--- begin Data to process ---

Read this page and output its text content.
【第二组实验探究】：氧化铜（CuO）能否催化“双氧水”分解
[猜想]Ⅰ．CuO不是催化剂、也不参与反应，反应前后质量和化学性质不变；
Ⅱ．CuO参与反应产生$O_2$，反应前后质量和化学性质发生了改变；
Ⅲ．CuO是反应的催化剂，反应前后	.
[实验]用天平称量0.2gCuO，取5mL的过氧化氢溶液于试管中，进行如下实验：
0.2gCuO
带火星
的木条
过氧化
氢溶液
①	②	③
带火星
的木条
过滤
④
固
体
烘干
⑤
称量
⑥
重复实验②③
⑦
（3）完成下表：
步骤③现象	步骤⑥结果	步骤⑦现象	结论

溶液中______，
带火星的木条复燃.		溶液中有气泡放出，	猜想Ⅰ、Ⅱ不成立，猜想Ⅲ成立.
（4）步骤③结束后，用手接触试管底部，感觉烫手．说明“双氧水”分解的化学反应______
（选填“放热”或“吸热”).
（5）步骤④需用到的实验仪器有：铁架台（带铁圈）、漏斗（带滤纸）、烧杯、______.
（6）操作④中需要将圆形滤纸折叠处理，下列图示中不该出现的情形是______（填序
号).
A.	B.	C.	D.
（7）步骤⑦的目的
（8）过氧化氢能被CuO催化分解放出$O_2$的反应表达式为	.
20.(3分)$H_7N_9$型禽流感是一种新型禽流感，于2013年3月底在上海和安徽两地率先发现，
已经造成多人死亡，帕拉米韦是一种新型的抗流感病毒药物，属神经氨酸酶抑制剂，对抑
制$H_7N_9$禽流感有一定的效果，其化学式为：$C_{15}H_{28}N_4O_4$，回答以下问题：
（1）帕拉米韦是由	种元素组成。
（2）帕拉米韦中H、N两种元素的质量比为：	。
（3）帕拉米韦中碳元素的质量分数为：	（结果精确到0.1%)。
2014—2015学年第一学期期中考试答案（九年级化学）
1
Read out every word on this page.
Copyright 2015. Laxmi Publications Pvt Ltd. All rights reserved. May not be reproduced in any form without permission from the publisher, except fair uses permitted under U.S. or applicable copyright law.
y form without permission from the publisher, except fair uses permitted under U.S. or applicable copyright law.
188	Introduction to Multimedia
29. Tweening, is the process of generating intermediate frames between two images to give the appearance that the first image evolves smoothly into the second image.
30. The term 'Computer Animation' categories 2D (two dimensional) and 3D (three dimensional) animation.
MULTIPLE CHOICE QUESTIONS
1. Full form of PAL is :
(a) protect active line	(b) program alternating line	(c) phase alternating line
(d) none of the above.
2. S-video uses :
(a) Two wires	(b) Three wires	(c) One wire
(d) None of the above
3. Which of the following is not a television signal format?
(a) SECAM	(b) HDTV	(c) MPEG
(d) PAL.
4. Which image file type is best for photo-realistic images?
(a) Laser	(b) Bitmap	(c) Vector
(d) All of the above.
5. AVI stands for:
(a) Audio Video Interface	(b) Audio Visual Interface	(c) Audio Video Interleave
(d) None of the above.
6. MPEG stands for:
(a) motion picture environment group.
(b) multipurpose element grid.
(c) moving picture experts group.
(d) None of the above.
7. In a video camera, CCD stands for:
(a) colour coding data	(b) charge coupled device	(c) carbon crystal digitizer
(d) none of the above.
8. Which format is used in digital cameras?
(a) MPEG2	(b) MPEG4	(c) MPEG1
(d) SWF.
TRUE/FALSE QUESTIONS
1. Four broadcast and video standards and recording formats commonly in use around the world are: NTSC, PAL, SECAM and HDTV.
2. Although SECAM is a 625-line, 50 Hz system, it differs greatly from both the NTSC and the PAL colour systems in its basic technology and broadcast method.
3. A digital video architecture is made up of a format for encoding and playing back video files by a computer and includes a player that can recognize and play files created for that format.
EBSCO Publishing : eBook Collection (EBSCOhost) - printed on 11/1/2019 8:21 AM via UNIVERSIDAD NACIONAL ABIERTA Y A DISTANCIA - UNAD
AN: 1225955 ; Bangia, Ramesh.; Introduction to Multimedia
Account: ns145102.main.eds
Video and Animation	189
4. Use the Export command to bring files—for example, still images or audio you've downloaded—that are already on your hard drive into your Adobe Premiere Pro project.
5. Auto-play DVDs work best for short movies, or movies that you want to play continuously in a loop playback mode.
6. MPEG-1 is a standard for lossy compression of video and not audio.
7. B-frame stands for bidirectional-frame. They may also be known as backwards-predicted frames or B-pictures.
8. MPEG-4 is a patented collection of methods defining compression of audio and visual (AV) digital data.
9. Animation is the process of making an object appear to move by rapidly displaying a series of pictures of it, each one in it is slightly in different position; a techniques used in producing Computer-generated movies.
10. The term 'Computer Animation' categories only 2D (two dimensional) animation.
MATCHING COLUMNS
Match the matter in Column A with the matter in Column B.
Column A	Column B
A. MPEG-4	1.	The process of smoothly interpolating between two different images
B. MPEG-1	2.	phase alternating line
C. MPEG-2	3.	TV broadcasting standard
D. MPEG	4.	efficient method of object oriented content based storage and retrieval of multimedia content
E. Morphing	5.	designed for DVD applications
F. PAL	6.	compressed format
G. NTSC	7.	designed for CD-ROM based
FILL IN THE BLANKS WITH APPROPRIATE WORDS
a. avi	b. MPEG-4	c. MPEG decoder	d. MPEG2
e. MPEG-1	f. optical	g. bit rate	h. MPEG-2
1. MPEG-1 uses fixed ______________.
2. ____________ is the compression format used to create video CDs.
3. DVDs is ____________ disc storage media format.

--- end Data to process ---

Exercise brief
Output the whole listing above again, word for word.

Exercise result
Read this page and output its text content.
【第二组实验探究】：氧化铜（CuO）能否催化“双氧水”分解
[猜想]Ⅰ．CuO不是催化剂、也不参与反应，反应前后质量和化学性质不变；
Ⅱ．CuO参与反应产生$O_2$，反应前后质量和化学性质发生了改变；
Ⅲ．CuO是反应的催化剂，反应前后	.
[实验]用天平称量0.2gCuO，取5mL的过氧化氢溶液于试管中，进行如下实验：
0.2gCuO
带火星
的木条
过氧化
氢溶液
①	②	③
带火星
的木条
过滤
④
固
体
烘干
⑤
称量
⑥
重复实验②③
⑦
（3）完成下表：
步骤③现象	步骤⑥结果	步骤⑦现象	结论

溶液中______，
带火星的木条复燃.		溶液中有气泡放出，	猜想Ⅰ、Ⅱ不成立，猜想Ⅲ成立.
（4）步骤③结束后，用手接触试管底部，感觉烫手．说明“双氧水”分解的化学反应______
（选填“放热”或“吸热”).
（5）步骤④需用到的实验仪器有：铁架台（带铁圈）、漏斗（带滤纸）、烧杯、______.
（6）操作④中需要将圆形滤纸折叠处理，下列图示中不该出现的情形是______（填序
号).
A.	B.	C.	D.
（7）步骤⑦的目的
（8）过氧化氢能被CuO催化分解放出$O_2$的反应表达式为	.
20.(3分)$H_7N_9$型禽流感是一种新型禽流感，于2013年3月底在上海和安徽两地率先发现，
已经造成多人死亡，帕拉米韦是一种新型的抗流感病毒药物，属神经氨酸酶抑制剂，对抑
制$H_7N_9$禽流感有一定的效果，其化学式为：$C_{15}H_{28}N_4O_4$，回答以下问题：
（1）帕拉米韦是由	种元素组成。
（2）帕拉米韦中H、N两种元素的质量比为：	。
（3）帕拉米韦中碳元素的质量分数为：	（结果精确到0.1%)。
2014—2015学年第一学期期中考试答案（九年级化学）
1
Read out every word on this page.
Copyright 2015. Laxmi Publications Pvt Ltd. All rights reserved. May not be reproduced in any form without permission from the publisher, except fair uses permitted under U.S. or applicable copyright law.
y form without permission from the publisher, except fair uses permitted under U.S. or applicable copyright law.
188	Introduction to Multimedia
29. Tweening, is the process of generating intermediate frames between two images to give the appearance that the first image evolves smoothly into the second image.
30. The term 'Computer Animation' categories 2D (two dimensional) and 3D (three dimensional) animation.
MULTIPLE CHOICE QUESTIONS
1. Full form of PAL is :
(a) protect active line	(b) program alternating line	(c) phase alternating line
(d) none of the above.
2. S-video uses :
(a) Two wires	(b) Three wires	(c) One wire
(d) None of the above
3. Which of the following is not a television signal format?
(a) SECAM	(b) HDTV	(c) MPEG
(d) PAL.
4. Which image file type is best for photo-realistic images?
(a) Laser	(b) Bitmap	(c) Vector
(d) All of the above.
5. AVI stands for:
(a) Audio Video Interface	(b) Audio Visual Interface	(c) Audio Video Interleave
(d) None of the above.
6. MPEG stands for:
(a) motion picture environment group.
(b) multipurpose element grid.
(c) moving picture experts group.
(d) None of the above.
7. In a video camera, CCD stands for:
(a) colour coding data	(b) charge coupled device	(c) carbon crystal digitizer
(d) none of the above.
8. Which format is used in digital cameras?
(a) MPEG2	(b) MPEG4	(c) MPEG1
(d) SWF.
TRUE/FALSE QUESTIONS
1. Four broadcast and video standards and recording formats commonly in use around the world are: NTSC, PAL, SECAM and HDTV.
2. Although SECAM is a 625-line, 50 Hz system, it differs greatly from both the NTSC and the PAL colour systems in its basic technology and broadcast method.
3. A digital video architecture is made up of a format for encoding and playing back video files by a computer and includes a player that can recognize and play files created for that format.
EBSCO Publishing : eBook Collection (EBSCOhost) - printed on 11/1/2019 8:21 AM via UNIVERSIDAD NACIONAL ABIERTA Y A DISTANCIA - UNAD
AN: 1225955 ; Bangia, Ramesh.; Introduction to Multimedia
Account: ns145102.main.eds
Video and Animation	189
4. Use the Export command to bring files—for example, still images or audio you've downloaded—that are already on your hard drive into your Adobe Premiere Pro project.
5. Auto-play DVDs work best for short movies, or movies that you want to play continuously in a loop playback mode.
6. MPEG-1 is a standard for lossy compression of video and not audio.
7. B-frame stands for bidirectional-frame. They may also be known as backwards-predicted frames or B-pictures.
8. MPEG-4 is a patented collection of methods defining compression of audio and visual (AV) digital data.
9. Animation is the process of making an object appear to move by rapidly displaying a series of pictures of it, each one in it is slightly in different position; a techniques used in producing Computer-generated movies.
10. The term 'Computer Animation' categories only 2D (two dimensional) animation.
MATCHING COLUMNS
Match the matter in Column A with the matter in Column B.
Column A	Column B
A. MPEG-4	1.	The process of smoothly interpolating between two different images
B. MPEG-1	2.	phase alternating line
C. MPEG-2	3.	TV broadcasting standard
D. MPEG	4.	efficient method of object oriented content based storage and retrieval of multimedia content
E. Morphing	5.	designed for DVD applications
F. PAL	6.	compressed format
G. NTSC	7.	designed for CD-ROM based
FILL IN THE BLANKS WITH APPROPRIATE WORDS
a. avi	b. MPEG-4	c. MPEG decoder	d. MPEG2
e. MPEG-1	f. optical	g. bit rate	h. MPEG-2
1. MPEG-1 uses fixed ______________.
2. ____________ is the compression format used to create video CDs.
3. DVDs is ____________ disc storage media format.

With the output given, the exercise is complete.